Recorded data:
***
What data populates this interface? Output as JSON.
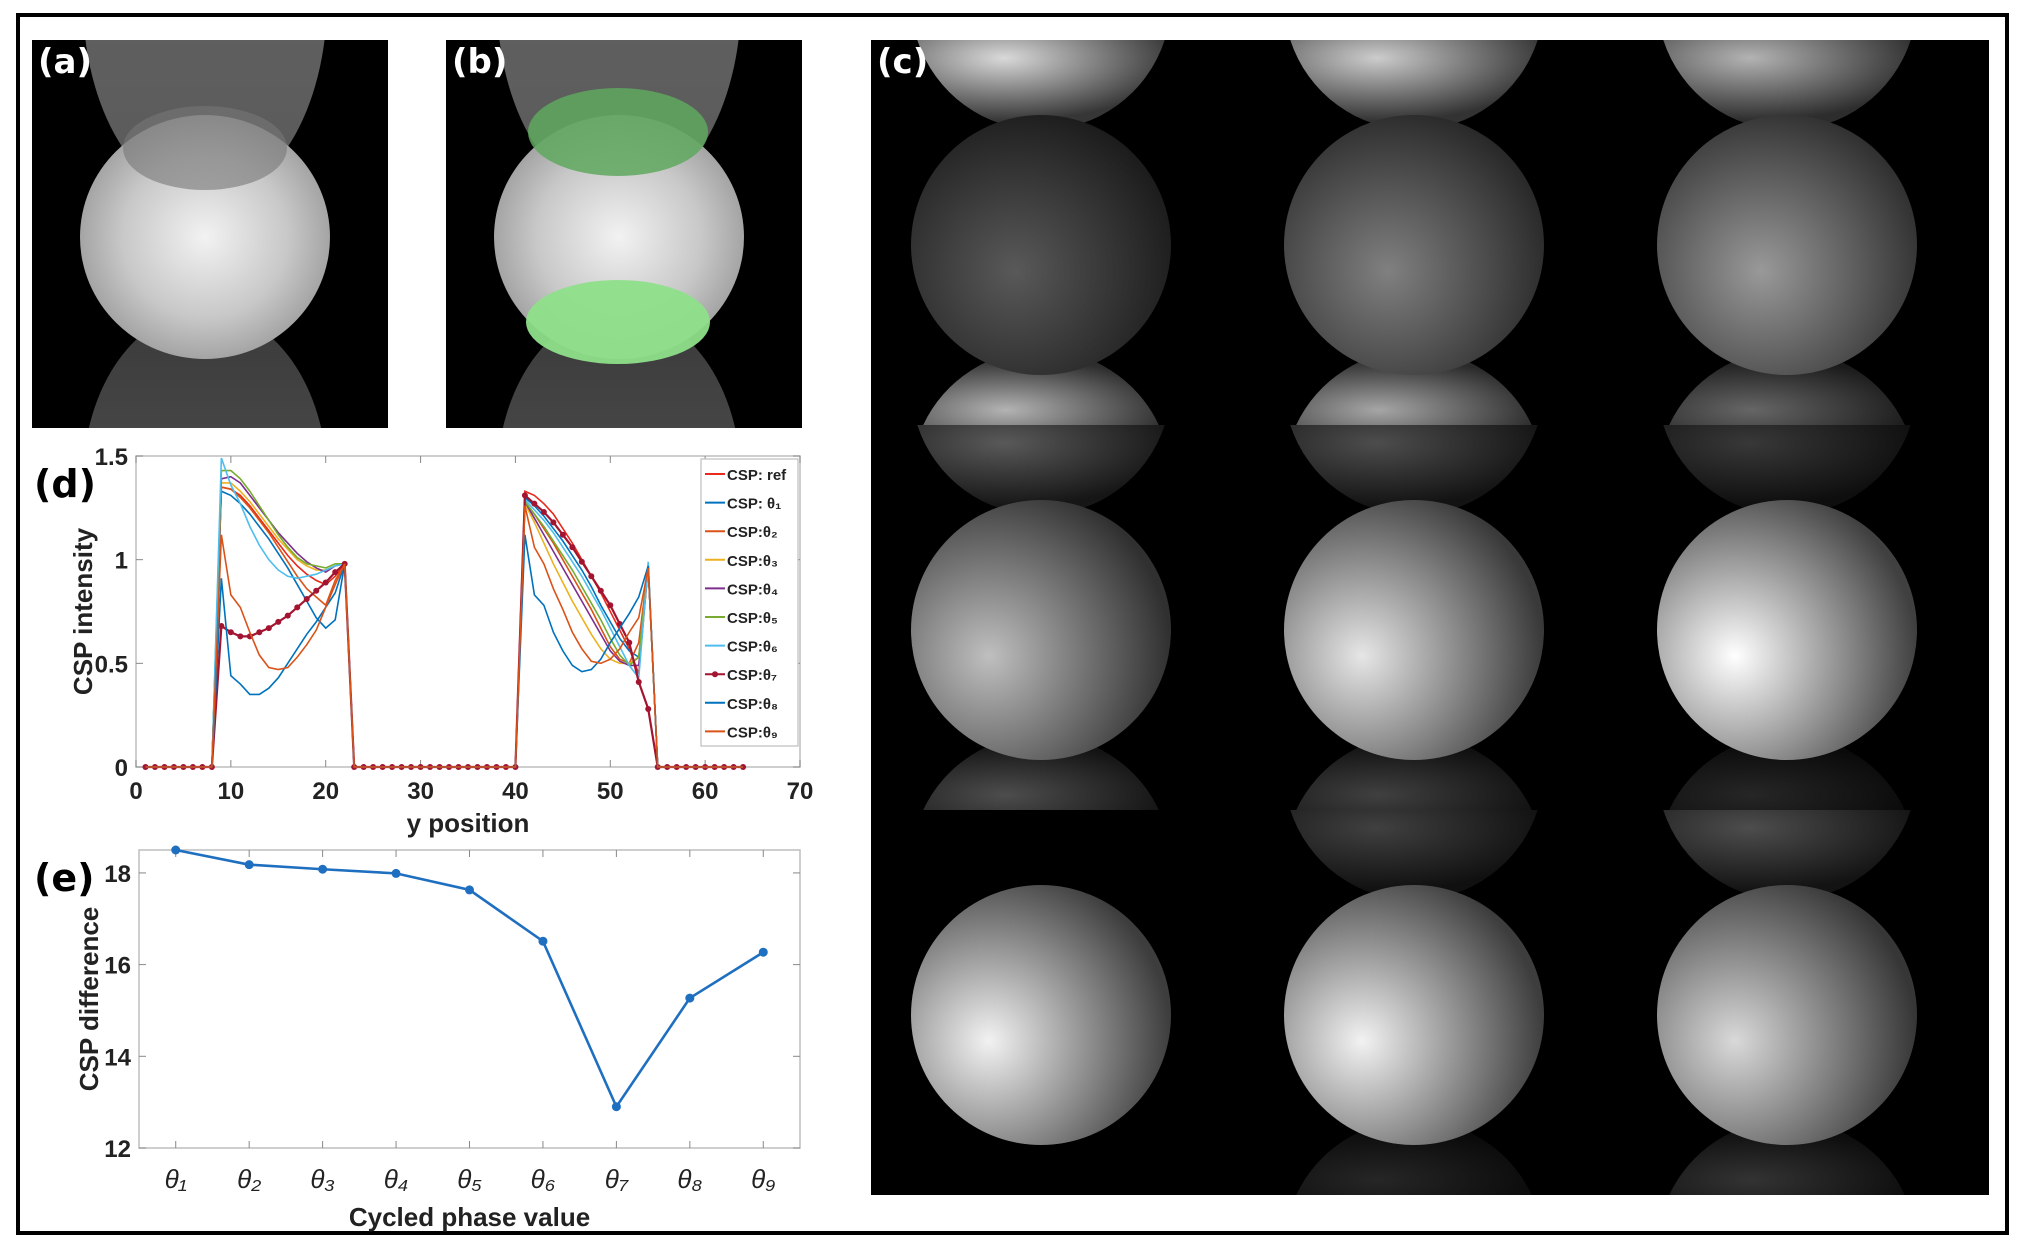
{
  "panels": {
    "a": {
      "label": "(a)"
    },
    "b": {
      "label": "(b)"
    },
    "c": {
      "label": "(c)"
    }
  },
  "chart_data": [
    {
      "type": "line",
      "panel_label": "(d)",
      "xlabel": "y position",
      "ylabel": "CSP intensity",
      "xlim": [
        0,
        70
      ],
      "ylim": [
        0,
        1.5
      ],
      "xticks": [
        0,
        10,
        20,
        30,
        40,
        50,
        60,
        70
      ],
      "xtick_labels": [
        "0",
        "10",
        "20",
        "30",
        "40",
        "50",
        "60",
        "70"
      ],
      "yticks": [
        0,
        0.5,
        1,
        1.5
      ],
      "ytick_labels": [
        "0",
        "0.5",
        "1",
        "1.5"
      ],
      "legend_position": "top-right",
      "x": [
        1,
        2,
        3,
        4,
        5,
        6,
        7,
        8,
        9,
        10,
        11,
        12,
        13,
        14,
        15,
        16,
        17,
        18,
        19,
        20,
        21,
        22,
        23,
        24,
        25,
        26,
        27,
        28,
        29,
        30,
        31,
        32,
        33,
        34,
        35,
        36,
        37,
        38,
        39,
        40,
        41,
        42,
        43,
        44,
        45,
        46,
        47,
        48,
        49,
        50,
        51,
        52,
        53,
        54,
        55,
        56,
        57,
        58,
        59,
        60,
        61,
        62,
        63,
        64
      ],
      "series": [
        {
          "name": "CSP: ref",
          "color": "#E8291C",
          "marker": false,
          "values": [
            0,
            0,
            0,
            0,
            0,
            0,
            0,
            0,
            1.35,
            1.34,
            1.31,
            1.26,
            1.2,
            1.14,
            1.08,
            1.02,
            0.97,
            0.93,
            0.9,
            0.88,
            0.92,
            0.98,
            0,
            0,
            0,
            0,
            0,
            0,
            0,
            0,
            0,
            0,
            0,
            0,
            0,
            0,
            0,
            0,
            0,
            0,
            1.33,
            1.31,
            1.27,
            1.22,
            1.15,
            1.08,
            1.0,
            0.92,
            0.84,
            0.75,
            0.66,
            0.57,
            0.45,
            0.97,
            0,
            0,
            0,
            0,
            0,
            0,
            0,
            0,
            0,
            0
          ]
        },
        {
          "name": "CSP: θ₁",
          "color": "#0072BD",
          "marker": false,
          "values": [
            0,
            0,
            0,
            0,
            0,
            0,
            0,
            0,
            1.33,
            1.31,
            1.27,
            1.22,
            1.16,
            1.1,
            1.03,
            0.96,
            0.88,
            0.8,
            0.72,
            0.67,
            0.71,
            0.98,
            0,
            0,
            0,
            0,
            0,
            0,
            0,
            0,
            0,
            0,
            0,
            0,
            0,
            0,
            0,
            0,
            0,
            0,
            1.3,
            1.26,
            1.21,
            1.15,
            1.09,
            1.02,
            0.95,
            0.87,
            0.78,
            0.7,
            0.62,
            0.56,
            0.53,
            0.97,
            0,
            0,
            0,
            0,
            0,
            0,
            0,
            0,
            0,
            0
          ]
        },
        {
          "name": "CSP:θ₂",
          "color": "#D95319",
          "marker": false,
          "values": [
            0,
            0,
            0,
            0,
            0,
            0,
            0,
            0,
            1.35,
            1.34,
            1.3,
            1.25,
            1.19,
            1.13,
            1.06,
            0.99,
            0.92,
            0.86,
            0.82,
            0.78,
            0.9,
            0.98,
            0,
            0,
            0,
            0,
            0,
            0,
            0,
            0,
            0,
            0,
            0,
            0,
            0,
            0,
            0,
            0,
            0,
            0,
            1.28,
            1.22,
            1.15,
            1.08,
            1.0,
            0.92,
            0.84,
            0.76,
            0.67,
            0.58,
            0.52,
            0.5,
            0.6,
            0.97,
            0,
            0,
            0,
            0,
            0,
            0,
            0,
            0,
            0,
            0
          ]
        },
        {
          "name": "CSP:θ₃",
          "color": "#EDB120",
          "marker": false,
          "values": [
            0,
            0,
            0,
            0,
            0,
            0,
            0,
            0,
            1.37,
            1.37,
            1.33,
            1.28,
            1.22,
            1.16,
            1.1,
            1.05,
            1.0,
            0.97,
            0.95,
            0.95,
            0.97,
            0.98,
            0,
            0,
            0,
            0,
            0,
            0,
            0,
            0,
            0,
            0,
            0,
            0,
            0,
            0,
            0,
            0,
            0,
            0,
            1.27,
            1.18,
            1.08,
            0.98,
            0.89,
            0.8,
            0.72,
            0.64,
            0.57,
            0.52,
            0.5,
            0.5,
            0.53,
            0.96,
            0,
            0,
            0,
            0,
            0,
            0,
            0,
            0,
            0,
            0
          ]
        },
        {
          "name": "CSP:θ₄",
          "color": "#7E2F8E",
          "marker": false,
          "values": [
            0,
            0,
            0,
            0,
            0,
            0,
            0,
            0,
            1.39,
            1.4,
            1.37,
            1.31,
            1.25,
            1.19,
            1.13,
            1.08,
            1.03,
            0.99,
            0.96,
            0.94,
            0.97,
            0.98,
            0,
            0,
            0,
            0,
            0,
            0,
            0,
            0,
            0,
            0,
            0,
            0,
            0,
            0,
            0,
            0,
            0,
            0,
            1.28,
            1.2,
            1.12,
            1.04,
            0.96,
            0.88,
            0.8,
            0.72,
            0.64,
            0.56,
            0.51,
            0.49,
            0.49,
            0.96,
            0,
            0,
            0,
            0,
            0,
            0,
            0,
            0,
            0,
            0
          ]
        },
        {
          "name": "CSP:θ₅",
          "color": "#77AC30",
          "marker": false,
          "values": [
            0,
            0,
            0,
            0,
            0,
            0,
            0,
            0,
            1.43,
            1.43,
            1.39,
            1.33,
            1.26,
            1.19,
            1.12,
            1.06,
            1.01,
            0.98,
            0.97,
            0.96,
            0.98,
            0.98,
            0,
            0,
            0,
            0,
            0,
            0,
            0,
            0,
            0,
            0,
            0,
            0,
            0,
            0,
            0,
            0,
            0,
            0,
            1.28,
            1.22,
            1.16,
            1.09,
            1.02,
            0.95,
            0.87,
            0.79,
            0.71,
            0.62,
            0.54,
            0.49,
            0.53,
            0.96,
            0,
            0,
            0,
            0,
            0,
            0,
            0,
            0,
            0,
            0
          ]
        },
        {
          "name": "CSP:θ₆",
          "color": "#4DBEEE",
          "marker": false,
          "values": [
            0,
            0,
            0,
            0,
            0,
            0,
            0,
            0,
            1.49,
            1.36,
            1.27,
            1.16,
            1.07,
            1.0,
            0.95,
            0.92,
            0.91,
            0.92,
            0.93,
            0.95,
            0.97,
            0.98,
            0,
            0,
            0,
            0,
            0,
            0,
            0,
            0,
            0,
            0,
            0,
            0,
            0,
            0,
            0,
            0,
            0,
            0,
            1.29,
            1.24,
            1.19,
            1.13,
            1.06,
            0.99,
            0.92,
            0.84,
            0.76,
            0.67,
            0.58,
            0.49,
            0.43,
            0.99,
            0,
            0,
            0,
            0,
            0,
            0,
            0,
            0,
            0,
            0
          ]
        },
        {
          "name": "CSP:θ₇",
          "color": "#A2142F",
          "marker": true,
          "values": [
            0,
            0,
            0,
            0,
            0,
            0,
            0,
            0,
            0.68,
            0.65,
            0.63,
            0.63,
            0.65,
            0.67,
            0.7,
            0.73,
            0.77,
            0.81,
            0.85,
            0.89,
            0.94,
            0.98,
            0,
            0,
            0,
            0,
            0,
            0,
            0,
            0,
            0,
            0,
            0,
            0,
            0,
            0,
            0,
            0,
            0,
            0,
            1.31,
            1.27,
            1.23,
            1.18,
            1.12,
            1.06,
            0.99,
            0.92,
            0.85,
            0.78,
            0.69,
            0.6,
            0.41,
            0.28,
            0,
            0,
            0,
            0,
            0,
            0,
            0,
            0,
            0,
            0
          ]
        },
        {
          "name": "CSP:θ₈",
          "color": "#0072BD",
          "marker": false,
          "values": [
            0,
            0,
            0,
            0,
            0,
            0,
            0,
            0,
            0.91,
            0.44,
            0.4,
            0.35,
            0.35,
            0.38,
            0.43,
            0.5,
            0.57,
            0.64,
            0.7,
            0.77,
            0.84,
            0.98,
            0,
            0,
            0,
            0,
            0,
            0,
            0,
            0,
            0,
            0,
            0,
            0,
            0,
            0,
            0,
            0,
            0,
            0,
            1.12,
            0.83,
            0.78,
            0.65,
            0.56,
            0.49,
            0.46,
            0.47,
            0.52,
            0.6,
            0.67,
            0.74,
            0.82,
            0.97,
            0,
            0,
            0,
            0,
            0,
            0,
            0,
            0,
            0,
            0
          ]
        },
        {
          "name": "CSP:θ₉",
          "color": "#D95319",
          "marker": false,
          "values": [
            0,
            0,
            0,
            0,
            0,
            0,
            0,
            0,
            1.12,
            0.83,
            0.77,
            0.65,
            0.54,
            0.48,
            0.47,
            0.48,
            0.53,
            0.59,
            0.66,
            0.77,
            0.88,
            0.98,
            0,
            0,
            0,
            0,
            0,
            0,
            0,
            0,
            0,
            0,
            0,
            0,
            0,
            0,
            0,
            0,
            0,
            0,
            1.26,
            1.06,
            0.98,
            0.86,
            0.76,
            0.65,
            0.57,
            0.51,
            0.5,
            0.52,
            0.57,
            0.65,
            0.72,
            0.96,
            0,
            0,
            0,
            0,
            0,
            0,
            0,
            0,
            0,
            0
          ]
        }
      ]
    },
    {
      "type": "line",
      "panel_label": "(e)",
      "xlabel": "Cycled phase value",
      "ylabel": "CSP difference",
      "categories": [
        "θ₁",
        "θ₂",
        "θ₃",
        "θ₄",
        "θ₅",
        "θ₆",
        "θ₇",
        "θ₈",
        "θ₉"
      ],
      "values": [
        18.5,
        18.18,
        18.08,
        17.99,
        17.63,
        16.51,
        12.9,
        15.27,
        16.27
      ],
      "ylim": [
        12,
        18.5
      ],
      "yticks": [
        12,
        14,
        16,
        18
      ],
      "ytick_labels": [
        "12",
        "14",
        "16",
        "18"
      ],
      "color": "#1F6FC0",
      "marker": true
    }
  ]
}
***
**Task objective:** Write out every line from the entries where "color" appears.

**The solution:**
          "color": "#E8291C",
          "color": "#0072BD",
          "color": "#D95319",
          "color": "#EDB120",
          "color": "#7E2F8E",
          "color": "#77AC30",
          "color": "#4DBEEE",
          "color": "#A2142F",
          "color": "#0072BD",
          "color": "#D95319",
      "color": "#1F6FC0",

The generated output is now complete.